■ **AIM OF THE EXERCISE**:
What do the lines say from the one containing "Type out the text in this image." to the end of the records? Restate them word for word, and only those.

■ **Dataset records**:
## start

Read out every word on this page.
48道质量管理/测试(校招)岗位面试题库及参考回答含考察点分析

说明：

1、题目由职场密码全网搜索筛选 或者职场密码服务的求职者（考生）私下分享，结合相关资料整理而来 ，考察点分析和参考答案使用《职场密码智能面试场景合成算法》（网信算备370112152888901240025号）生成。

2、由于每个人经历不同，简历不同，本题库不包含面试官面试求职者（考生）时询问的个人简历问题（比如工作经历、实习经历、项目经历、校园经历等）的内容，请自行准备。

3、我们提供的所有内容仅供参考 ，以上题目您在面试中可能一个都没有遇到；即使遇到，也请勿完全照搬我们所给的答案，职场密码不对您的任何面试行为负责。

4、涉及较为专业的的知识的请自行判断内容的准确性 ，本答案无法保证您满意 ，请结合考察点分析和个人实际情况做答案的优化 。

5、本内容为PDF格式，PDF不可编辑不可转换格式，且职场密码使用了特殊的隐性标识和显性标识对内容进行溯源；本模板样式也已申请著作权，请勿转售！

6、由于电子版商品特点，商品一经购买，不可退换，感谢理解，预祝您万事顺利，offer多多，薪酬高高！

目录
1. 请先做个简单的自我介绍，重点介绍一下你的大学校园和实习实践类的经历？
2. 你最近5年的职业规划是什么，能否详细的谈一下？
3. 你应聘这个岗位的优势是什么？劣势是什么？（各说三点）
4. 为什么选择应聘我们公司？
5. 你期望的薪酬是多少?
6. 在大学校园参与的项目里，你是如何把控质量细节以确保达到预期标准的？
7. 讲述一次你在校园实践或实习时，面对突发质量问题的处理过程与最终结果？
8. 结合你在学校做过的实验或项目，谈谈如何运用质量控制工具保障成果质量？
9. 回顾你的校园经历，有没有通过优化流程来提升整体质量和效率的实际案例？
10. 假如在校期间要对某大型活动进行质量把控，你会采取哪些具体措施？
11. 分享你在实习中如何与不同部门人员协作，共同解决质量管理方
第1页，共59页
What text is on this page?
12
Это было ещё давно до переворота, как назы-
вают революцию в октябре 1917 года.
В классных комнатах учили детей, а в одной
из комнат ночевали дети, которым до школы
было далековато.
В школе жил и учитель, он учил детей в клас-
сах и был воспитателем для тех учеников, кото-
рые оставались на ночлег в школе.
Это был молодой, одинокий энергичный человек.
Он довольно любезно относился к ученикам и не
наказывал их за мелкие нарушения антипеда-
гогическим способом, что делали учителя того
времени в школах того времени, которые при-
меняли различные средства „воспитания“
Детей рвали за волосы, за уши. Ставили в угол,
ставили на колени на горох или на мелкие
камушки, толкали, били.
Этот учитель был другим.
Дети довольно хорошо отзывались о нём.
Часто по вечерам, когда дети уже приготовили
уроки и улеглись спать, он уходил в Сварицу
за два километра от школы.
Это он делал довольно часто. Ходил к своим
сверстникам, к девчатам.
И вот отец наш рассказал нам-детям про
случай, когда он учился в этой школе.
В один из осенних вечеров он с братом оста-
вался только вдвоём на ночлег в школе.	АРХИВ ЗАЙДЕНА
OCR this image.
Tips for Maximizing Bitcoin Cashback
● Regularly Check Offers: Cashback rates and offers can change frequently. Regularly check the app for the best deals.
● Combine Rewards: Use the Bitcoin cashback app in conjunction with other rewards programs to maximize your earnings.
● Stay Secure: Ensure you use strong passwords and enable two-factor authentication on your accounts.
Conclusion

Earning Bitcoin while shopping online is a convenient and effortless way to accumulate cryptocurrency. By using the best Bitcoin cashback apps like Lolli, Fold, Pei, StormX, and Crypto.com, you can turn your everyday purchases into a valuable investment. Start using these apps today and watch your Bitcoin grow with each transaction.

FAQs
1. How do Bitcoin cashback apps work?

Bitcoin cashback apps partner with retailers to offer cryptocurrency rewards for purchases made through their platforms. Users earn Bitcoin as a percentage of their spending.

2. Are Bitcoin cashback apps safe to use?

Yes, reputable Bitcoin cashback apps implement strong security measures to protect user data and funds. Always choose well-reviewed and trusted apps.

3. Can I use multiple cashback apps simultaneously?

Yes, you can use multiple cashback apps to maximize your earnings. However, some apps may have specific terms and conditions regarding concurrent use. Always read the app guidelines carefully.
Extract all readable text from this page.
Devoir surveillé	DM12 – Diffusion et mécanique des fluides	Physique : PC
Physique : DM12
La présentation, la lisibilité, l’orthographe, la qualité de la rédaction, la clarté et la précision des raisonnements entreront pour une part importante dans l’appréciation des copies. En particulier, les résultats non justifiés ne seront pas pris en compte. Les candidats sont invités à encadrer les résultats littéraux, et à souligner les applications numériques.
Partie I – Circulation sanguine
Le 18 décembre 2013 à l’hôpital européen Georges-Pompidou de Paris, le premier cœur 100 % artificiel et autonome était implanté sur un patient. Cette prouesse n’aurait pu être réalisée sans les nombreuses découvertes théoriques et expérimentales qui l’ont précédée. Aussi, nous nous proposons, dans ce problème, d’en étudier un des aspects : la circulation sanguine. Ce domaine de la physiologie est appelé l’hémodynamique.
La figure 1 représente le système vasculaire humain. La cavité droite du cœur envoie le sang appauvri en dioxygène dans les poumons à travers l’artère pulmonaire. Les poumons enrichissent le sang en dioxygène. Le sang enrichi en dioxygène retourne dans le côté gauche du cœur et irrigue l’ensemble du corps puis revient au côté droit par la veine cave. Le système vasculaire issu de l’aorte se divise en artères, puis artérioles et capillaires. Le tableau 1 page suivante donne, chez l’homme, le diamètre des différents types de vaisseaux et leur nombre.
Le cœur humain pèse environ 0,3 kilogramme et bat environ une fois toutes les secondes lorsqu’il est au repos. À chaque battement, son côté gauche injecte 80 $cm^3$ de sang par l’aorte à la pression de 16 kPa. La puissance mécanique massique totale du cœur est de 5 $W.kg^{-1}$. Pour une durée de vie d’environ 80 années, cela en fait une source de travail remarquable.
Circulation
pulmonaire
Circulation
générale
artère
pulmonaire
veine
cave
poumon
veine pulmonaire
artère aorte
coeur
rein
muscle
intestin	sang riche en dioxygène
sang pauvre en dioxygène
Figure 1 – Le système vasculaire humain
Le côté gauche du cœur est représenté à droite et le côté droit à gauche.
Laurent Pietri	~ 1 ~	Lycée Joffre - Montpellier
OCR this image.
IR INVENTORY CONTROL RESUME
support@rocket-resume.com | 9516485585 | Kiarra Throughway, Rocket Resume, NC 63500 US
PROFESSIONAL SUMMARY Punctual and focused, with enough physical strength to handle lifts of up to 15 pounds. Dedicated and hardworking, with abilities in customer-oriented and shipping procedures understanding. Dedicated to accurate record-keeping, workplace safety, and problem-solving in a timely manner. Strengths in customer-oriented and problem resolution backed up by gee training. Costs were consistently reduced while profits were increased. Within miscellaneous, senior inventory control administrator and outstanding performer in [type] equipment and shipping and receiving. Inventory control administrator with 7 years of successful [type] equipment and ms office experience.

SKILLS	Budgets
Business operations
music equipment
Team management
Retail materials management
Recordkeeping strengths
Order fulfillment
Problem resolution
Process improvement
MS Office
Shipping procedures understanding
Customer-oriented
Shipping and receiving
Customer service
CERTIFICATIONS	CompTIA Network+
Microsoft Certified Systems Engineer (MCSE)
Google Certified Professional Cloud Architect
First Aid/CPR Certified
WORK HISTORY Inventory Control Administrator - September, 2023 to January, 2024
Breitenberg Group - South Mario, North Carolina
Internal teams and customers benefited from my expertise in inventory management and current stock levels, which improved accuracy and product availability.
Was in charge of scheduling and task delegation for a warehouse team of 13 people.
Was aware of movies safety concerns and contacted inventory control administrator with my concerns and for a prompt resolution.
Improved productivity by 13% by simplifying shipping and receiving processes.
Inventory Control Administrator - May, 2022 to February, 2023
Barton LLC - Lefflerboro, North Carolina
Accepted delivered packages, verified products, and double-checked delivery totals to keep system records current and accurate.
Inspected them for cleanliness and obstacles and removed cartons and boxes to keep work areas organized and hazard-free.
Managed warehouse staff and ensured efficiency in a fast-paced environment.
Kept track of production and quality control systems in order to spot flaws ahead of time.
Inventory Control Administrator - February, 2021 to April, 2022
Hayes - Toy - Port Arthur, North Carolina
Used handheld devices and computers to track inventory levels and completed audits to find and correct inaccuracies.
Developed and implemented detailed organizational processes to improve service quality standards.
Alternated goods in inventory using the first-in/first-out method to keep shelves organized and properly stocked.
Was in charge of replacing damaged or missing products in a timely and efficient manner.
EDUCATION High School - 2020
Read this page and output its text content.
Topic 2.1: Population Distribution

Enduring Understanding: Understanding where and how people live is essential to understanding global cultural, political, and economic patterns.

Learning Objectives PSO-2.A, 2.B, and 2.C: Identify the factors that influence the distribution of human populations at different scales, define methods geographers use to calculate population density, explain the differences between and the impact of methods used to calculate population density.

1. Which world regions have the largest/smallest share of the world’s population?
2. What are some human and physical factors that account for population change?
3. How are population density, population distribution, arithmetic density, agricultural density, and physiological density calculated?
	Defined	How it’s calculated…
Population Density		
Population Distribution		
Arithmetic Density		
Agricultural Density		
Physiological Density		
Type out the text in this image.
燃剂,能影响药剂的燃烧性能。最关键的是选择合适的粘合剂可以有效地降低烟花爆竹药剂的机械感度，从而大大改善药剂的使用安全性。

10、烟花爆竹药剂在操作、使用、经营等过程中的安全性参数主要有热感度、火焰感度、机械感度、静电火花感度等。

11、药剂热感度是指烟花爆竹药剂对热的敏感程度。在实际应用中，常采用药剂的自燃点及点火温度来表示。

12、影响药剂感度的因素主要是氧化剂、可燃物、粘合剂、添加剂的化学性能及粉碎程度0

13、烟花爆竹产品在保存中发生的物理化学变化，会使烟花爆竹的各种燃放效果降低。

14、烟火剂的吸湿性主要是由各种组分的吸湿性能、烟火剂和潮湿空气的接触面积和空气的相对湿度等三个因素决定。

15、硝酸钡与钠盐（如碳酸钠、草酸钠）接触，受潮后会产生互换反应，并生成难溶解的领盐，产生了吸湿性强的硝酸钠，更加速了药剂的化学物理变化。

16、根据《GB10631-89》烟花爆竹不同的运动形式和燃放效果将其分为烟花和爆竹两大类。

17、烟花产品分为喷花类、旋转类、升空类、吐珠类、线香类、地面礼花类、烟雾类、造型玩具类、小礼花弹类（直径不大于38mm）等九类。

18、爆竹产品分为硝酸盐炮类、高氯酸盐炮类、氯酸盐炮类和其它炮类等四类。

## end

■ **RESULT OF THE EXERCISE**:
Type out the text in this image.
燃剂,能影响药剂的燃烧性能。最关键的是选择合适的粘合剂可以有效地降低烟花爆竹药剂的机械感度，从而大大改善药剂的使用安全性。

10、烟花爆竹药剂在操作、使用、经营等过程中的安全性参数主要有热感度、火焰感度、机械感度、静电火花感度等。

11、药剂热感度是指烟花爆竹药剂对热的敏感程度。在实际应用中，常采用药剂的自燃点及点火温度来表示。

12、影响药剂感度的因素主要是氧化剂、可燃物、粘合剂、添加剂的化学性能及粉碎程度0

13、烟花爆竹产品在保存中发生的物理化学变化，会使烟花爆竹的各种燃放效果降低。

14、烟火剂的吸湿性主要是由各种组分的吸湿性能、烟火剂和潮湿空气的接触面积和空气的相对湿度等三个因素决定。

15、硝酸钡与钠盐（如碳酸钠、草酸钠）接触，受潮后会产生互换反应，并生成难溶解的领盐，产生了吸湿性强的硝酸钠，更加速了药剂的化学物理变化。

16、根据《GB10631-89》烟花爆竹不同的运动形式和燃放效果将其分为烟花和爆竹两大类。

17、烟花产品分为喷花类、旋转类、升空类、吐珠类、线香类、地面礼花类、烟雾类、造型玩具类、小礼花弹类（直径不大于38mm）等九类。

18、爆竹产品分为硝酸盐炮类、高氯酸盐炮类、氯酸盐炮类和其它炮类等四类。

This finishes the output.